* _TASK STATEMENT_
Select lines where the word "cloud" appears.

-- start GIVEN RECORDS --

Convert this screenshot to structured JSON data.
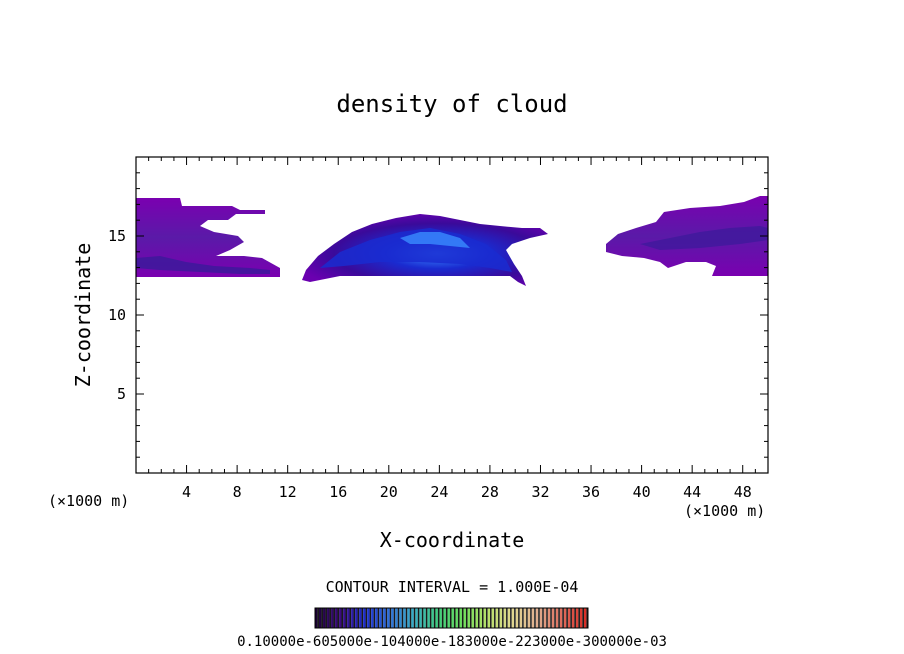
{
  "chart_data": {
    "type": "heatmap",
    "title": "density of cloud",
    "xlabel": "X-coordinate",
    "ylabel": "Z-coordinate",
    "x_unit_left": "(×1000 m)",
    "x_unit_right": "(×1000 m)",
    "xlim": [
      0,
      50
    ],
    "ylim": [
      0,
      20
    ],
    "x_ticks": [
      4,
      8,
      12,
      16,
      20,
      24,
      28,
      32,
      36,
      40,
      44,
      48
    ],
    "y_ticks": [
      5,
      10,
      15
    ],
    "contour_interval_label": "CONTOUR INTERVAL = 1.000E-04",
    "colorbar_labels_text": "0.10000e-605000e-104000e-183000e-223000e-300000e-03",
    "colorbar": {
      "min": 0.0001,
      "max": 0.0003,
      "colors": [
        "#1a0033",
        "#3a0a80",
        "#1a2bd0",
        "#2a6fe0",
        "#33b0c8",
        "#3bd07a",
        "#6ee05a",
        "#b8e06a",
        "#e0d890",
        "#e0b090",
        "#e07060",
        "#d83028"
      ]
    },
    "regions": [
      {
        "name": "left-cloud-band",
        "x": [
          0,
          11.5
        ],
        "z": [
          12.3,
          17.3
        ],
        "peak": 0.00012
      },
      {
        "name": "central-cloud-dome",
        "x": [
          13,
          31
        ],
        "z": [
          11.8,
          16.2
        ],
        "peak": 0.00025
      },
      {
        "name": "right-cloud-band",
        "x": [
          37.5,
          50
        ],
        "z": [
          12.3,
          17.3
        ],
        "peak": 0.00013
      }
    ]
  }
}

-- end GIVEN RECORDS --
-- start GIVEN RECORDS --

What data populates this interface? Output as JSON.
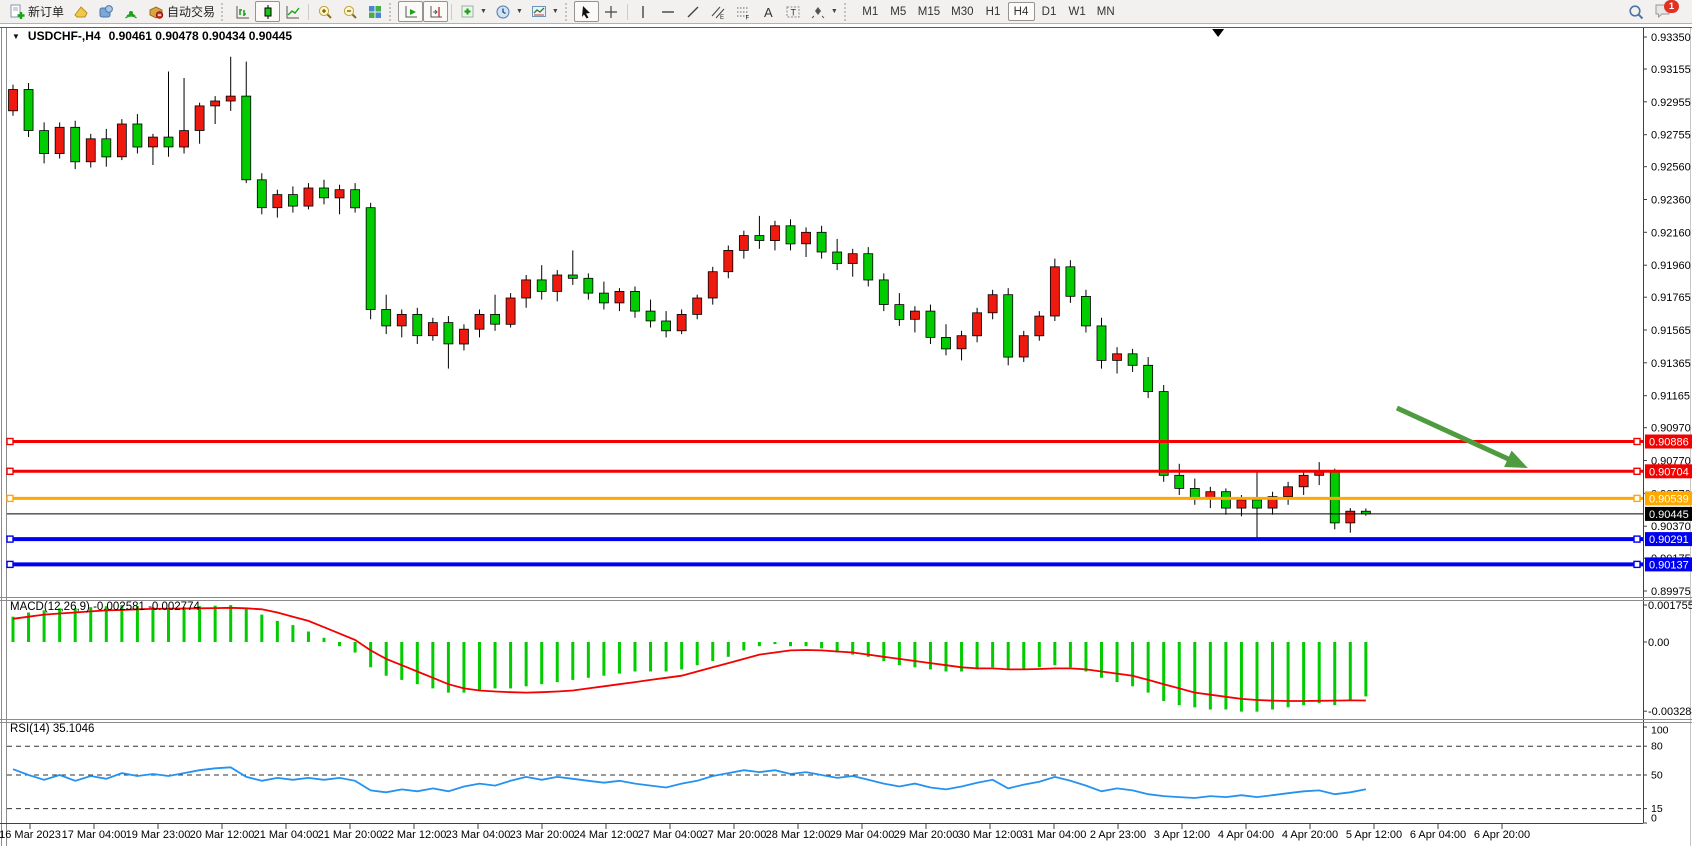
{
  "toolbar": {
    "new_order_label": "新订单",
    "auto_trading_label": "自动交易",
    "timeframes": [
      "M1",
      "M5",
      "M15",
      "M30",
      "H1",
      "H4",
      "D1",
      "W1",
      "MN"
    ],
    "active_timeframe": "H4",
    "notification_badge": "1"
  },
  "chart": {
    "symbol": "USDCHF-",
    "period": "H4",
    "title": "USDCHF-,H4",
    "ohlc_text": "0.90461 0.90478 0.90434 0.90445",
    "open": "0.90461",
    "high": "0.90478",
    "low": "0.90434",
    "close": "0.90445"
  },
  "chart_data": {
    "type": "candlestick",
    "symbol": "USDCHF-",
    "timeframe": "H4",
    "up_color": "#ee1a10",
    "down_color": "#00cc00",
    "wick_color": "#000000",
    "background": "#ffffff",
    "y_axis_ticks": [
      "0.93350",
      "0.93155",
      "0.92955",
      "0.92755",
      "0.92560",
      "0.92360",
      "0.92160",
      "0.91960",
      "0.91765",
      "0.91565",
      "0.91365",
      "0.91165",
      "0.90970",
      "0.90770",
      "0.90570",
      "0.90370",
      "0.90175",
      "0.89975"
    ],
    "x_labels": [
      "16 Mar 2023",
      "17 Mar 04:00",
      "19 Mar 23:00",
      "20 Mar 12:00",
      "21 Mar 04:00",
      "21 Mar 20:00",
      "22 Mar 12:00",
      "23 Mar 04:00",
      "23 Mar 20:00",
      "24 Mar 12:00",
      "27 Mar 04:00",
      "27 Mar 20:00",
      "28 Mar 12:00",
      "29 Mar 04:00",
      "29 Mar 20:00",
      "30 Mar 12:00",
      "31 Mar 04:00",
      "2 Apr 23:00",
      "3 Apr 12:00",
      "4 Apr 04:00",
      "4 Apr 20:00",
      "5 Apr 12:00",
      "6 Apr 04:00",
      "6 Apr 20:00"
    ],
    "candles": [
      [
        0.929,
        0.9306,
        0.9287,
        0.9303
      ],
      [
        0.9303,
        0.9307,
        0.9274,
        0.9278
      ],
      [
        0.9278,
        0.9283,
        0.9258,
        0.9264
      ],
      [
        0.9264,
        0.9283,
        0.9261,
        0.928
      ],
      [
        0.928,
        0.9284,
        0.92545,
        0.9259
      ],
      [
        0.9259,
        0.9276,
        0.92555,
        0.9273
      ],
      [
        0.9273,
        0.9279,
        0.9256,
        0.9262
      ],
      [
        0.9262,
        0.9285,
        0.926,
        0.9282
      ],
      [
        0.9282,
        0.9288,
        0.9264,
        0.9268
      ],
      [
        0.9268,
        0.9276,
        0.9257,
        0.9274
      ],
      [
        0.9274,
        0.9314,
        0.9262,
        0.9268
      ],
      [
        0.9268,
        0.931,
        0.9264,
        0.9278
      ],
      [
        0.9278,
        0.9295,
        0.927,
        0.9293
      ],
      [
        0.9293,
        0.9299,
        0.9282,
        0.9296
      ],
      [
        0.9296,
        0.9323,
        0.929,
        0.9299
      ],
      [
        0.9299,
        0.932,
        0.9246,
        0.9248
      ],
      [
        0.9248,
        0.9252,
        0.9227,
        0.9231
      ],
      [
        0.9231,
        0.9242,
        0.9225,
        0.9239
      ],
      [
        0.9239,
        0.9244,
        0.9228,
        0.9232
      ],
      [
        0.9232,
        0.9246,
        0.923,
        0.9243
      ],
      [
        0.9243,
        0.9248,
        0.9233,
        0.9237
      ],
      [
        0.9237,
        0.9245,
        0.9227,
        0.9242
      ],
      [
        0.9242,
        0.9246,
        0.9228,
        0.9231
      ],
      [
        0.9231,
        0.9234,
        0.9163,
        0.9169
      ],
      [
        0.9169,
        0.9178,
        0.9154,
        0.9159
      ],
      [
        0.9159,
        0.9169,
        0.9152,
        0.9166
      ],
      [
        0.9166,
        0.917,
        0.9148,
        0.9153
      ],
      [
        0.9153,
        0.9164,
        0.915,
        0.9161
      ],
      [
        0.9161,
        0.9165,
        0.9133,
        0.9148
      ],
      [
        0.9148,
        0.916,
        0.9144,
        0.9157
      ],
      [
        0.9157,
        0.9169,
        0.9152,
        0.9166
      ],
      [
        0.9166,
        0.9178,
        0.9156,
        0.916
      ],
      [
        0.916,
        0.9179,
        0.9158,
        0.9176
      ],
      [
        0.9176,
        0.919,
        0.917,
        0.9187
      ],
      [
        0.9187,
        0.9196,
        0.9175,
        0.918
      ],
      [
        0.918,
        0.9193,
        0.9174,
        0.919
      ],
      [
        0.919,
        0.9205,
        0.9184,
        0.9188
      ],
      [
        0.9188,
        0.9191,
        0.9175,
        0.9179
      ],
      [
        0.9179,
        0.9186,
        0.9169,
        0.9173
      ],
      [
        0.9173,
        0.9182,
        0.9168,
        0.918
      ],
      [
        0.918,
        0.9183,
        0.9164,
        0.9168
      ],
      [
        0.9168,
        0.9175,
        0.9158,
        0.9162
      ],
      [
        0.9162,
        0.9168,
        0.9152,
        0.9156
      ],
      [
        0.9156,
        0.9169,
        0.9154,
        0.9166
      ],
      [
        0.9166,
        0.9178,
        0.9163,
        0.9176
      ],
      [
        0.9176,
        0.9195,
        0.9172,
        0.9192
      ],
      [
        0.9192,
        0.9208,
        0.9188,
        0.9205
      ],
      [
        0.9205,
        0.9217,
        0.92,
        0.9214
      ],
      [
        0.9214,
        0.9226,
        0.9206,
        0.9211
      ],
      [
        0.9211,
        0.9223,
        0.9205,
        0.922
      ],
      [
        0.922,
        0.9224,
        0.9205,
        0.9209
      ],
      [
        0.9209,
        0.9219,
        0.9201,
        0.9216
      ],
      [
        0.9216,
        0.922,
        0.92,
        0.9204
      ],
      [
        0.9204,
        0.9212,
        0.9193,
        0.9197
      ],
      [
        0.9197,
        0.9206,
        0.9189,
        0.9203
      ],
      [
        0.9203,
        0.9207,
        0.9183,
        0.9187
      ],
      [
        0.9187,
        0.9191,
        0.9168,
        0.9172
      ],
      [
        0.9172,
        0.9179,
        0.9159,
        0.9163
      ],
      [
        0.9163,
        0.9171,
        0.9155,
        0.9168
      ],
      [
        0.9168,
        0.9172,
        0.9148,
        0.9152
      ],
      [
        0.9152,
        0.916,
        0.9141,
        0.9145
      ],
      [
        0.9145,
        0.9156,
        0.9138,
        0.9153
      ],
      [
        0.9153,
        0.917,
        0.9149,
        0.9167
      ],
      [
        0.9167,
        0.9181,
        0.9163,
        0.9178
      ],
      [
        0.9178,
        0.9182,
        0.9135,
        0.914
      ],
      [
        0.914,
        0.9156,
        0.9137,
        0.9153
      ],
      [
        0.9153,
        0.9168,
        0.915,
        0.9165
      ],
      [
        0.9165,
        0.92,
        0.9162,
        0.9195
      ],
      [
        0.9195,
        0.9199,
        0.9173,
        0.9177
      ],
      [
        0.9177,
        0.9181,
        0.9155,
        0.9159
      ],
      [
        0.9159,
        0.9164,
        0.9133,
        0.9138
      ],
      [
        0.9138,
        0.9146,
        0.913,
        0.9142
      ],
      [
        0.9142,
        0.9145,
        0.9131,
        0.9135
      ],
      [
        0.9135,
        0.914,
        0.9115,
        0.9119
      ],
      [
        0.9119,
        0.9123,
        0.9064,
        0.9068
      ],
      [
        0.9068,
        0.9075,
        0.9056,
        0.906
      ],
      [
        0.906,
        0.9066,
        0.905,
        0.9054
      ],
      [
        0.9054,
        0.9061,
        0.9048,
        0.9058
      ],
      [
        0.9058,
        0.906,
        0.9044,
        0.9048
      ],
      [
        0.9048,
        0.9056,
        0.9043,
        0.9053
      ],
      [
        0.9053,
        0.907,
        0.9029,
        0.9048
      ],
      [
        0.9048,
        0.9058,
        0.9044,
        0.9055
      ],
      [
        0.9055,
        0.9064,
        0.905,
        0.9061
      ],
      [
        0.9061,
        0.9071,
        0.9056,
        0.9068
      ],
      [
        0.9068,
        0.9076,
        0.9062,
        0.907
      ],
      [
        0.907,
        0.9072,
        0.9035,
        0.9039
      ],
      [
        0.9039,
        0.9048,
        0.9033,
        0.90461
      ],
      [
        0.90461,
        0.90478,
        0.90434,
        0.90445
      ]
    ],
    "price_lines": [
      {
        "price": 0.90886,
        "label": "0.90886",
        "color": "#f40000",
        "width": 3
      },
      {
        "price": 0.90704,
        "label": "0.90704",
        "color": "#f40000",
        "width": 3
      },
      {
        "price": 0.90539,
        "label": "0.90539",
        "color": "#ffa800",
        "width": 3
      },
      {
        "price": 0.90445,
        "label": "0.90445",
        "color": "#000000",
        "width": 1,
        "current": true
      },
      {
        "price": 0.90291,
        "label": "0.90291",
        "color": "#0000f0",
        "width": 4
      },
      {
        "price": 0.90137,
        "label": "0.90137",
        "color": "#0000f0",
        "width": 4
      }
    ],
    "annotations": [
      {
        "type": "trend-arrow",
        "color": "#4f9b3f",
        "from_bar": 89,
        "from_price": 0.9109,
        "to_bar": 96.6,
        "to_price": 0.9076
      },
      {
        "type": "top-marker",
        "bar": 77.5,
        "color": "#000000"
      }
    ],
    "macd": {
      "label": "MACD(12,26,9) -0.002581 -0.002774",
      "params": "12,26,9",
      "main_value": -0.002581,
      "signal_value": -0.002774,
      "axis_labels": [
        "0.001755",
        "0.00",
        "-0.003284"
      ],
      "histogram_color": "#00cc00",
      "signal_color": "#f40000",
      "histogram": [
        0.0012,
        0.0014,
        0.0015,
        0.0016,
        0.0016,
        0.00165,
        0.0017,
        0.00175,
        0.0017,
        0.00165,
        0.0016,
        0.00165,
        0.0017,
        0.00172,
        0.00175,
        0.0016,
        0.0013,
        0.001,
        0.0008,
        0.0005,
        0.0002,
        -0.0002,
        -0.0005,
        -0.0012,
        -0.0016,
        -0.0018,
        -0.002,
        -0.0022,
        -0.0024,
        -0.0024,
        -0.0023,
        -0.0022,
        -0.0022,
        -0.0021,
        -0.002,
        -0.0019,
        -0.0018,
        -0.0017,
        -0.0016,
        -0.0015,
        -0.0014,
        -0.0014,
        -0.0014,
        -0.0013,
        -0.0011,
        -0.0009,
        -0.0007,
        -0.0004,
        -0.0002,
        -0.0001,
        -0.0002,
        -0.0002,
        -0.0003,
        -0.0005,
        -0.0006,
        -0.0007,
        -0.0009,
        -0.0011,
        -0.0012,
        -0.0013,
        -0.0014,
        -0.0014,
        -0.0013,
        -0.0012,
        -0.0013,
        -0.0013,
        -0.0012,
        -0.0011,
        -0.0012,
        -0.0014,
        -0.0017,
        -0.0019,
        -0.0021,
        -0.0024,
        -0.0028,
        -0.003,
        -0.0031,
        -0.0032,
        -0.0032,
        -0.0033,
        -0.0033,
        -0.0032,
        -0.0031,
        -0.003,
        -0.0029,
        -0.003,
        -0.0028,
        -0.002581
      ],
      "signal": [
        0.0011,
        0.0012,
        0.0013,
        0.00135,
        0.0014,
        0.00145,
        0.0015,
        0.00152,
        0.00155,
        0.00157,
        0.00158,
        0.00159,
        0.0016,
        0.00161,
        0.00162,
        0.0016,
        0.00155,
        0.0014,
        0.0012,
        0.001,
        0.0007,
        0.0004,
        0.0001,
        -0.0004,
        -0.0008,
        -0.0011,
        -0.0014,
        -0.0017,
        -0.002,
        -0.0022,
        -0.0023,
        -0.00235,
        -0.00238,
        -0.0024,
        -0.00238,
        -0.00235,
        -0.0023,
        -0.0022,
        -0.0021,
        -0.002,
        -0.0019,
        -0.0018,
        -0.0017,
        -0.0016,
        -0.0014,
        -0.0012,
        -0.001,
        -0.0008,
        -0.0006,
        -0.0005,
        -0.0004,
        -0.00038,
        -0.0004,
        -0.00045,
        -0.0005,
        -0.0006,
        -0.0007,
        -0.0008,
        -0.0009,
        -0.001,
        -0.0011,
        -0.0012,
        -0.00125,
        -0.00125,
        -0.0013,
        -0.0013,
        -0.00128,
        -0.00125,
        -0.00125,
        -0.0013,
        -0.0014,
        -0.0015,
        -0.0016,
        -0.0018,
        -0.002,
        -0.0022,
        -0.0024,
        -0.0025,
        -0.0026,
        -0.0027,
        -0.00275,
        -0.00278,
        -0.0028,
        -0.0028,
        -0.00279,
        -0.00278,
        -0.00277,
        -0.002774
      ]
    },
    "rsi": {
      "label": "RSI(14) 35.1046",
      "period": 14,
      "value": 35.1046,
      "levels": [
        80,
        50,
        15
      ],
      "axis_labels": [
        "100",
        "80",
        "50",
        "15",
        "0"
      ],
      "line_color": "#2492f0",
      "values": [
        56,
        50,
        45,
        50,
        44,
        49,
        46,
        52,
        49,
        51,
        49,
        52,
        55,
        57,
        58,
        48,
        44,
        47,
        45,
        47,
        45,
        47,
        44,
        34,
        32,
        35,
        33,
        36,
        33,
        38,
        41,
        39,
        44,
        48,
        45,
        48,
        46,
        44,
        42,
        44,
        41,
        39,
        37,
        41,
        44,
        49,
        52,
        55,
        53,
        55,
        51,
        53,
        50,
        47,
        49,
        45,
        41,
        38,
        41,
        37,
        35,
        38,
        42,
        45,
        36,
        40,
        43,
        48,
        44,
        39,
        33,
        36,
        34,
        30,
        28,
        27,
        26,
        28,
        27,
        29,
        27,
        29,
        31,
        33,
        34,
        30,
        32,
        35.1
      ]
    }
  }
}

-- end GIVEN RECORDS --

* _TASK ANSWER_
    "title": "density of cloud",
        "name": "left-cloud-band",
        "name": "central-cloud-dome",
        "name": "right-cloud-band",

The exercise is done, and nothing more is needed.